§ **Written task**
All of the entries must be reproduced exactly, with no images carried over.

§ **Data provided**

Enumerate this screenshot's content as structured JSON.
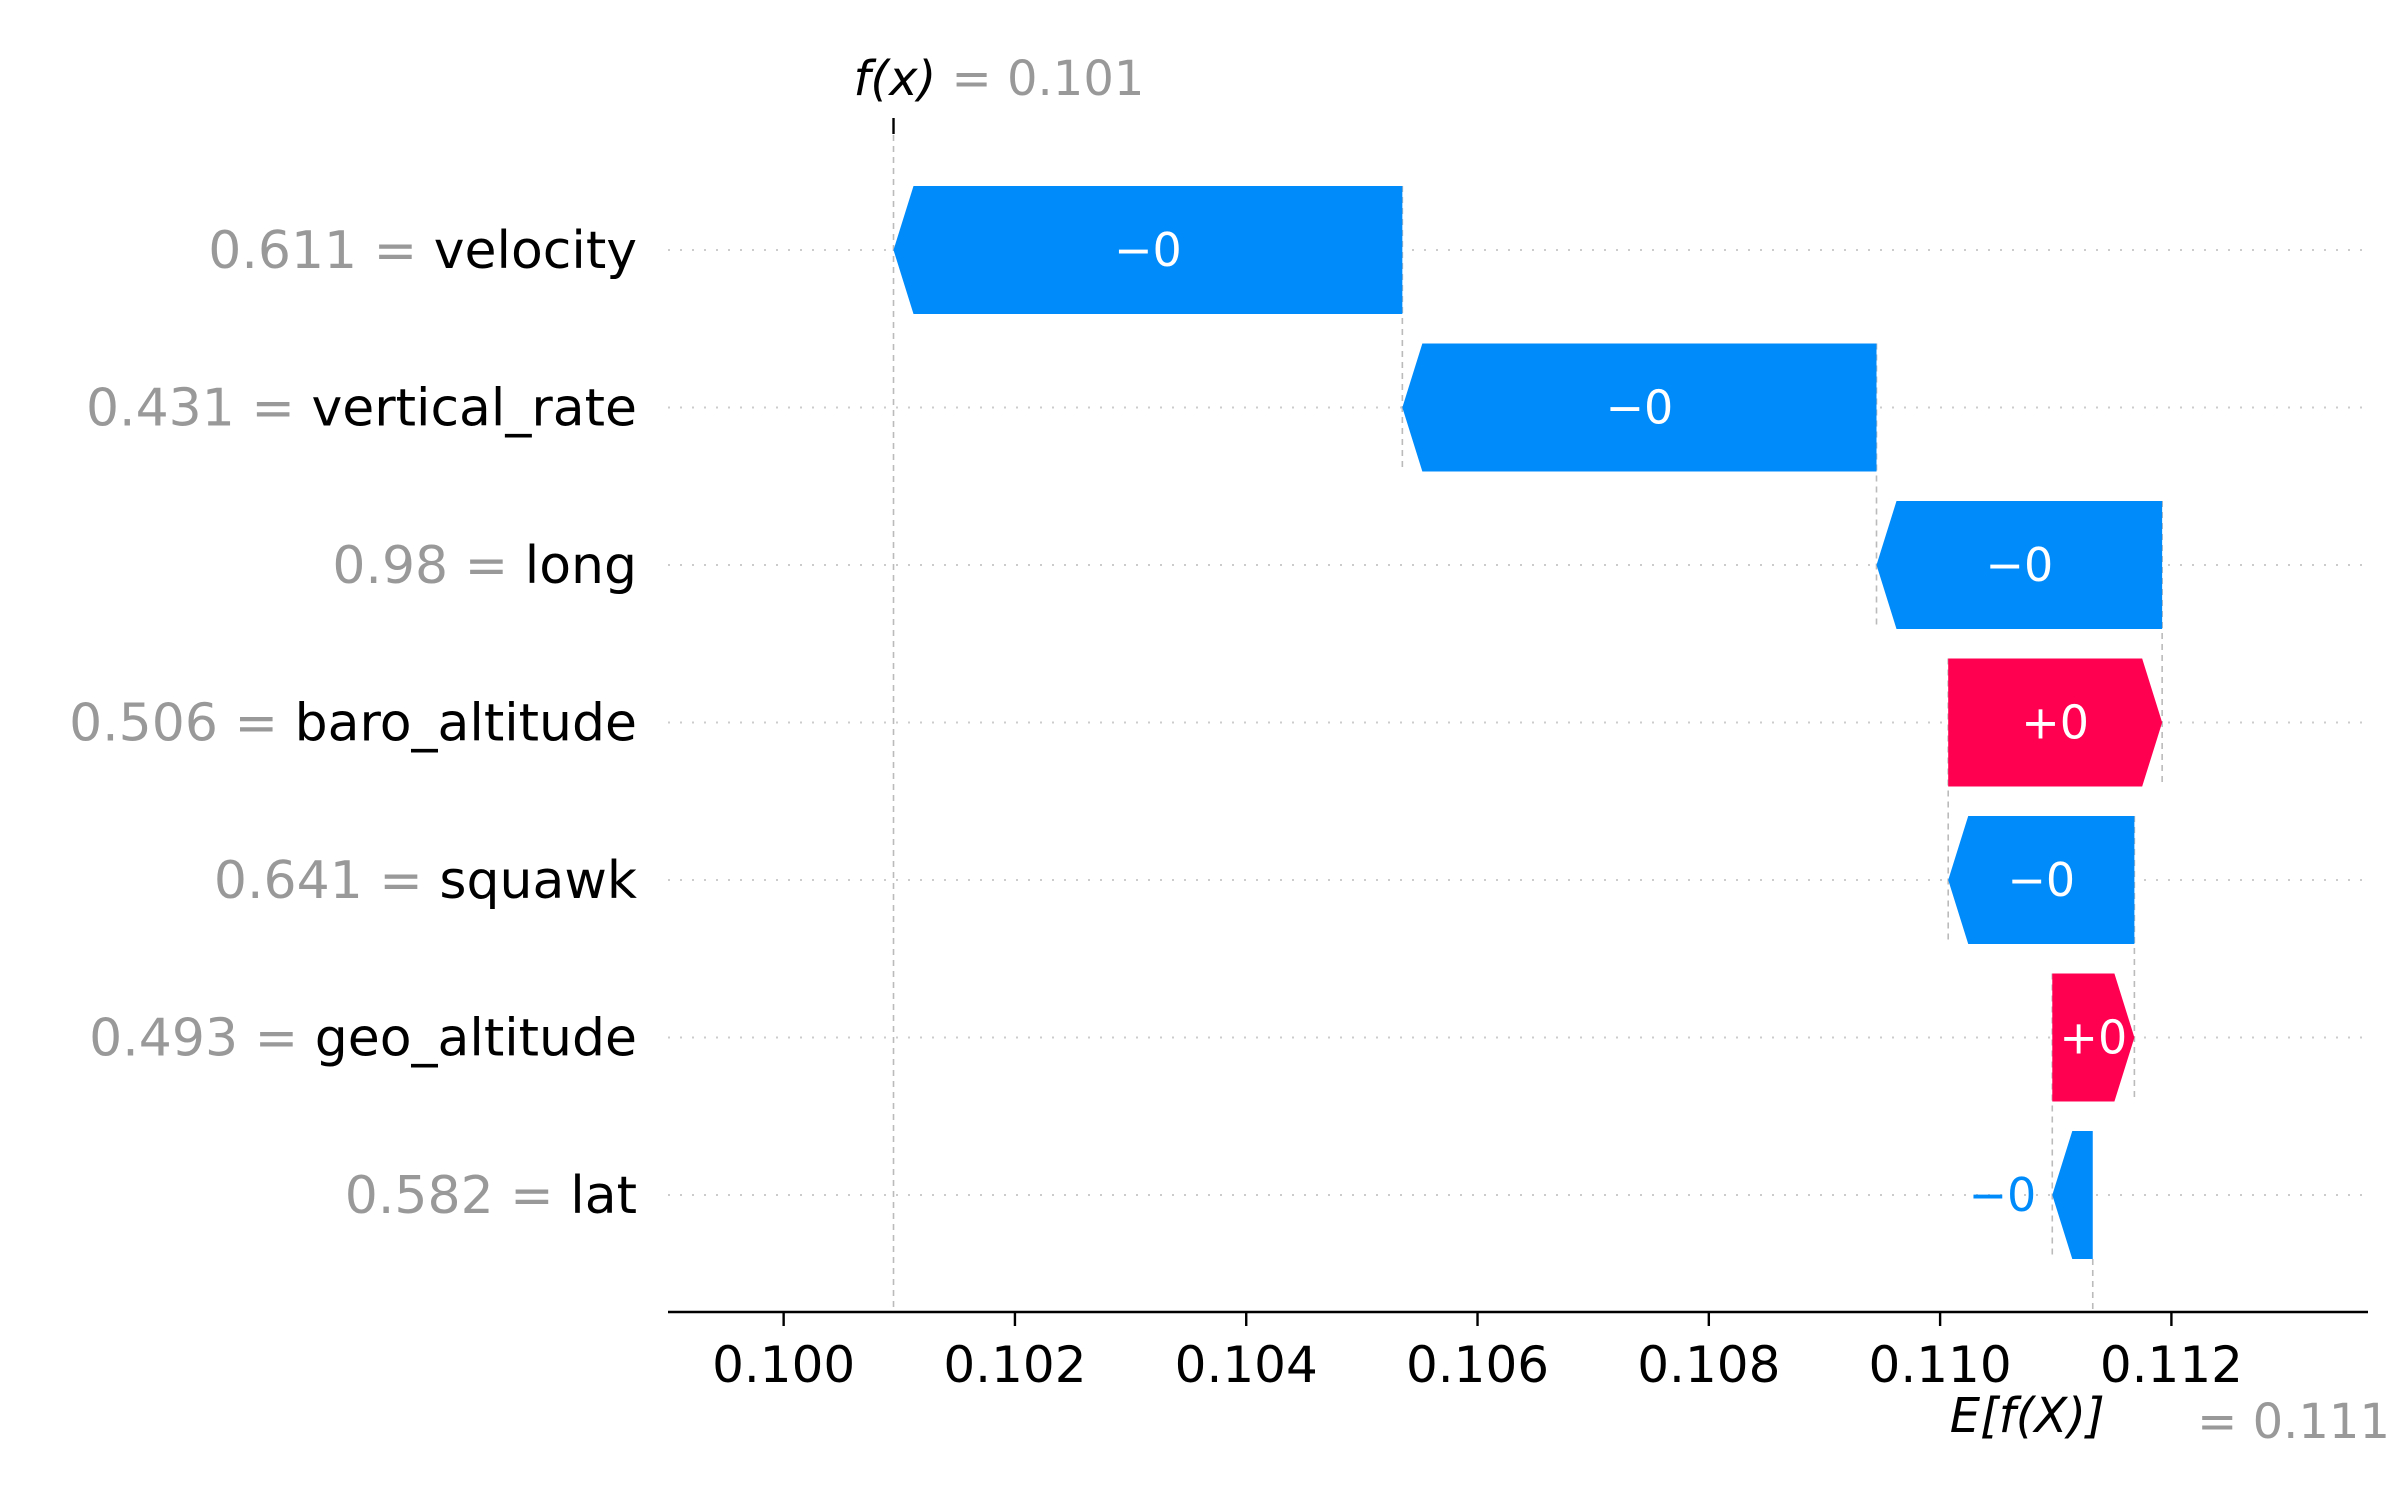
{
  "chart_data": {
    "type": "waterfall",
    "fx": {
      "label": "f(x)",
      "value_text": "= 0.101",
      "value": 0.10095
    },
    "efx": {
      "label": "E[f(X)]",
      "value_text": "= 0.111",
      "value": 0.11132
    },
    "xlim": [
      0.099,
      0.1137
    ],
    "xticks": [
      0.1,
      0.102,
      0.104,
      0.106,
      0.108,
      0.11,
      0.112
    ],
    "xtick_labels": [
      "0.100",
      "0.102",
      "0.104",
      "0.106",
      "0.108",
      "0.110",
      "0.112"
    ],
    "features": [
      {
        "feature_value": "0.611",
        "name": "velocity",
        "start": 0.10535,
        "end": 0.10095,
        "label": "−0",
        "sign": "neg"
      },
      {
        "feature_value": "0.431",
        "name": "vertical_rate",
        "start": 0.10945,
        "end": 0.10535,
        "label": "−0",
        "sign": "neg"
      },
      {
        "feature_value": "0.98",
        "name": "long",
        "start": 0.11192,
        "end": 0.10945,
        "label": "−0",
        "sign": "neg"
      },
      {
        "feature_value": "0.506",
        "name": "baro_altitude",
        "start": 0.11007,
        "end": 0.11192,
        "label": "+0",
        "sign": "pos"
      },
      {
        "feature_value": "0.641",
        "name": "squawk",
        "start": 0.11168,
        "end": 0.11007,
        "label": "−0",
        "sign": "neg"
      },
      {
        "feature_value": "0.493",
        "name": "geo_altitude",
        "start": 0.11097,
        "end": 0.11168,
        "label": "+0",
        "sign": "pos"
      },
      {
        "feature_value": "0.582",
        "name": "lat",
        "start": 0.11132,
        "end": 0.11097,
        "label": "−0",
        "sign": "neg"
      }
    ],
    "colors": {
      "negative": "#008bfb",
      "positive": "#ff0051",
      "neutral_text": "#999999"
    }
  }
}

§ **The result**
Enumerate this screenshot's content as structured JSON.
{
  "chart_data": {
    "type": "waterfall",
    "fx": {
      "label": "f(x)",
      "value_text": "= 0.101",
      "value": 0.10095
    },
    "efx": {
      "label": "E[f(X)]",
      "value_text": "= 0.111",
      "value": 0.11132
    },
    "xlim": [
      0.099,
      0.1137
    ],
    "xticks": [
      0.1,
      0.102,
      0.104,
      0.106,
      0.108,
      0.11,
      0.112
    ],
    "xtick_labels": [
      "0.100",
      "0.102",
      "0.104",
      "0.106",
      "0.108",
      "0.110",
      "0.112"
    ],
    "features": [
      {
        "feature_value": "0.611",
        "name": "velocity",
        "start": 0.10535,
        "end": 0.10095,
        "label": "−0",
        "sign": "neg"
      },
      {
        "feature_value": "0.431",
        "name": "vertical_rate",
        "start": 0.10945,
        "end": 0.10535,
        "label": "−0",
        "sign": "neg"
      },
      {
        "feature_value": "0.98",
        "name": "long",
        "start": 0.11192,
        "end": 0.10945,
        "label": "−0",
        "sign": "neg"
      },
      {
        "feature_value": "0.506",
        "name": "baro_altitude",
        "start": 0.11007,
        "end": 0.11192,
        "label": "+0",
        "sign": "pos"
      },
      {
        "feature_value": "0.641",
        "name": "squawk",
        "start": 0.11168,
        "end": 0.11007,
        "label": "−0",
        "sign": "neg"
      },
      {
        "feature_value": "0.493",
        "name": "geo_altitude",
        "start": 0.11097,
        "end": 0.11168,
        "label": "+0",
        "sign": "pos"
      },
      {
        "feature_value": "0.582",
        "name": "lat",
        "start": 0.11132,
        "end": 0.11097,
        "label": "−0",
        "sign": "neg"
      }
    ],
    "colors": {
      "negative": "#008bfb",
      "positive": "#ff0051",
      "neutral_text": "#999999"
    }
  }
}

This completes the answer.